▶ **Problem details**
Pull every line containing "Tasks" out of the material below.

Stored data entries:
* * * *

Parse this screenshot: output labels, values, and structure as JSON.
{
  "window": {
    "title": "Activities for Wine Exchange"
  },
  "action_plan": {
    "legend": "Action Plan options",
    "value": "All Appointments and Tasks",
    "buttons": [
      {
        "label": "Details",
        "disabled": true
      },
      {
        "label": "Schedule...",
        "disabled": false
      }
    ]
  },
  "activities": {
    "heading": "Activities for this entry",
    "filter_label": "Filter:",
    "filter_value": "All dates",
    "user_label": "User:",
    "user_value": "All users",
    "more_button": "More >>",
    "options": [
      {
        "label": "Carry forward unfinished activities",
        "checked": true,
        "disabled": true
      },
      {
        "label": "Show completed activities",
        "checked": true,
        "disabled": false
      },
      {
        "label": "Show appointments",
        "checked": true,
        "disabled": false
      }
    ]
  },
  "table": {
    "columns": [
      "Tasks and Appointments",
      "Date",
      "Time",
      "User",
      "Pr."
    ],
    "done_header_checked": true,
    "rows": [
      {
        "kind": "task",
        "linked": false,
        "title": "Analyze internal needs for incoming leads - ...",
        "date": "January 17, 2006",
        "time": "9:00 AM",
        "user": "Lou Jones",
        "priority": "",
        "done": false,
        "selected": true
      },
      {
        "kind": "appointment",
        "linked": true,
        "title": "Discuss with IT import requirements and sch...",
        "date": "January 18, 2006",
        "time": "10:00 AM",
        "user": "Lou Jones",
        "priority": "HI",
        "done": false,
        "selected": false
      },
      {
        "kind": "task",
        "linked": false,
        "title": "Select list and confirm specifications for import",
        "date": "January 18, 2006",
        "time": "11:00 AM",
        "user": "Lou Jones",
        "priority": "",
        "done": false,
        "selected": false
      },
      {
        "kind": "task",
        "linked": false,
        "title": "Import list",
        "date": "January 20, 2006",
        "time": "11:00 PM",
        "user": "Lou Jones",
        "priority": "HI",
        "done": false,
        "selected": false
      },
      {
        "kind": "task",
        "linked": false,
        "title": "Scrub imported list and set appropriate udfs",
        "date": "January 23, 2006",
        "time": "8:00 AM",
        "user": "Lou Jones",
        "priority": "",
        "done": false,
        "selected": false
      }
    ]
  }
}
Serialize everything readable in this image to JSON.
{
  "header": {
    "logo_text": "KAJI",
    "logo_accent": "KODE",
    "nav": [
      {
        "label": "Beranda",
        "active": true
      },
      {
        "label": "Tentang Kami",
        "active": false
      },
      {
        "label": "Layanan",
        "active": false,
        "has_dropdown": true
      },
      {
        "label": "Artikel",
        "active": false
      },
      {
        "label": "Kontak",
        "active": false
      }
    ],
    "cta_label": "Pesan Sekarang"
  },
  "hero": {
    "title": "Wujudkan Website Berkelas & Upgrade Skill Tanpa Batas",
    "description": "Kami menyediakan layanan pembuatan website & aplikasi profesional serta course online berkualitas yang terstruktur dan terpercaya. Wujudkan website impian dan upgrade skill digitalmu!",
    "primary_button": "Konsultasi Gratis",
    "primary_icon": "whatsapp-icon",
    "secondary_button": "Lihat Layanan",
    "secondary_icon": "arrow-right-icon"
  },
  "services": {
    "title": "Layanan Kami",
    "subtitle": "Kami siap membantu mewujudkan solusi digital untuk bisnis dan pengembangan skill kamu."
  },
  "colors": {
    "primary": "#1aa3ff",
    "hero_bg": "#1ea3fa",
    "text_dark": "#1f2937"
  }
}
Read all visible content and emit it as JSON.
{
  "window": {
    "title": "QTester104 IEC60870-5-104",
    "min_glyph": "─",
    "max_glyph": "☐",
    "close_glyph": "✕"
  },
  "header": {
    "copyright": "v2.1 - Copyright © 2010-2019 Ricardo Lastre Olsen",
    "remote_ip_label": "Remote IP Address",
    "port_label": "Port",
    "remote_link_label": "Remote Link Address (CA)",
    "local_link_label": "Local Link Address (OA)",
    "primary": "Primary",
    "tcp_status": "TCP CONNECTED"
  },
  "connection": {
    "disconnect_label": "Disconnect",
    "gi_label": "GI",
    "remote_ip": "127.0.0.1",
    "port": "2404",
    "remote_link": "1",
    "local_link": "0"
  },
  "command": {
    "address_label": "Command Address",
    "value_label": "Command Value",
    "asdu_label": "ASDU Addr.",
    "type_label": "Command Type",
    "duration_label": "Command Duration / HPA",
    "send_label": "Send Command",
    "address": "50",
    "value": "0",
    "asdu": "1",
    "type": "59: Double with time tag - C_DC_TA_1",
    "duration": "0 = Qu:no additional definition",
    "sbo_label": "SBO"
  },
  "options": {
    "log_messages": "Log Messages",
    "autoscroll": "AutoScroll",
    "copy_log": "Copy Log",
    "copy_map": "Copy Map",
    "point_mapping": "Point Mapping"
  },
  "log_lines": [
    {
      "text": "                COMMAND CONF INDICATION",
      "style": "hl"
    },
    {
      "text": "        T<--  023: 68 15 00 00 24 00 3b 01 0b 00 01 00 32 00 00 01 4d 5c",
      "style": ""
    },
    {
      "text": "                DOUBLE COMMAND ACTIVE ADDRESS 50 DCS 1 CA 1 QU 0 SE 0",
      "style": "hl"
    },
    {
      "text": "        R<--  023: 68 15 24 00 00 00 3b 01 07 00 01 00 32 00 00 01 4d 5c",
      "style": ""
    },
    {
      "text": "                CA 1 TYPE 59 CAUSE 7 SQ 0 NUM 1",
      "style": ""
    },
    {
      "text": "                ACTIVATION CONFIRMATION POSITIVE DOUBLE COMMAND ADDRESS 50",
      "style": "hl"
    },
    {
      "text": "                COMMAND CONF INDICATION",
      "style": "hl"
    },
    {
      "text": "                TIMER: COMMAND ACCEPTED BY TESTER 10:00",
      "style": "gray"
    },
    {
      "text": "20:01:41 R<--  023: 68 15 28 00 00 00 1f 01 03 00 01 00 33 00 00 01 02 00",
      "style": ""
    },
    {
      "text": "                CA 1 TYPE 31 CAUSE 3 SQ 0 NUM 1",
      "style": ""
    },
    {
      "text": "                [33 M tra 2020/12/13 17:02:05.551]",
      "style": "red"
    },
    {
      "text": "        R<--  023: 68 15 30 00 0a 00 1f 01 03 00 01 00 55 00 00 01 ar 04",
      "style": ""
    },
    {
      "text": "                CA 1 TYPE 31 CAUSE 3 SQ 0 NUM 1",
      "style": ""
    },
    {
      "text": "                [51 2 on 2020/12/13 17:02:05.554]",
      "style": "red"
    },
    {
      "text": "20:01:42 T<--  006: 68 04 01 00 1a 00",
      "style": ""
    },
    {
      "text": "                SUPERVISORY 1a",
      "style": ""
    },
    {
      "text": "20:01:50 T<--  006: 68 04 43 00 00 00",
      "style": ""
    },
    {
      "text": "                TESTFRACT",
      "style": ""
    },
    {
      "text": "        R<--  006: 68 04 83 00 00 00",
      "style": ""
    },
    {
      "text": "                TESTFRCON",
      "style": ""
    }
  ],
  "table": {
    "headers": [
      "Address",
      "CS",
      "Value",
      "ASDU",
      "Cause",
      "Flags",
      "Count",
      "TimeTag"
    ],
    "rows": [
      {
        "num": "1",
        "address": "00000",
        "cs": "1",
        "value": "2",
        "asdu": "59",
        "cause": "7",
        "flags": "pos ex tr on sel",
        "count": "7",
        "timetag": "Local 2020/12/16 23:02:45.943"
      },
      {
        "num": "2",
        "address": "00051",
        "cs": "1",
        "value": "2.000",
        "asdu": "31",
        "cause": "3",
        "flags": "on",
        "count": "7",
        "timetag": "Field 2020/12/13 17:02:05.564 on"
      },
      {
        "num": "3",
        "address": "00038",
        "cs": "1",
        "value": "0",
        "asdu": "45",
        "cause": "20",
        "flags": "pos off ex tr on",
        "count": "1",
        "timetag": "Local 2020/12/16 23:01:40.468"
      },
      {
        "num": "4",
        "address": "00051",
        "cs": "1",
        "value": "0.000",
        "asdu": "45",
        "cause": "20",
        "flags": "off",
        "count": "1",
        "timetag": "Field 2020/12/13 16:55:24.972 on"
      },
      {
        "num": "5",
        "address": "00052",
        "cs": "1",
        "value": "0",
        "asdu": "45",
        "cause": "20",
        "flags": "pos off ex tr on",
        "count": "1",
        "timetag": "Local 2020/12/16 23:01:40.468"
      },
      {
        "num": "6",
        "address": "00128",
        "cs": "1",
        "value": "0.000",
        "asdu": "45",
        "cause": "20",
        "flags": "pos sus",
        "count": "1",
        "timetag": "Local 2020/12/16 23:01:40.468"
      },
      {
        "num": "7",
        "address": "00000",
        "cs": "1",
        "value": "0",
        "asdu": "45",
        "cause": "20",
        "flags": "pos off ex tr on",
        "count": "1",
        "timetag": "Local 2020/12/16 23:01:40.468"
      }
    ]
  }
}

* * * *

▶ **Full output**
    "value": "All Appointments and Tasks",
      "Tasks and Appointments",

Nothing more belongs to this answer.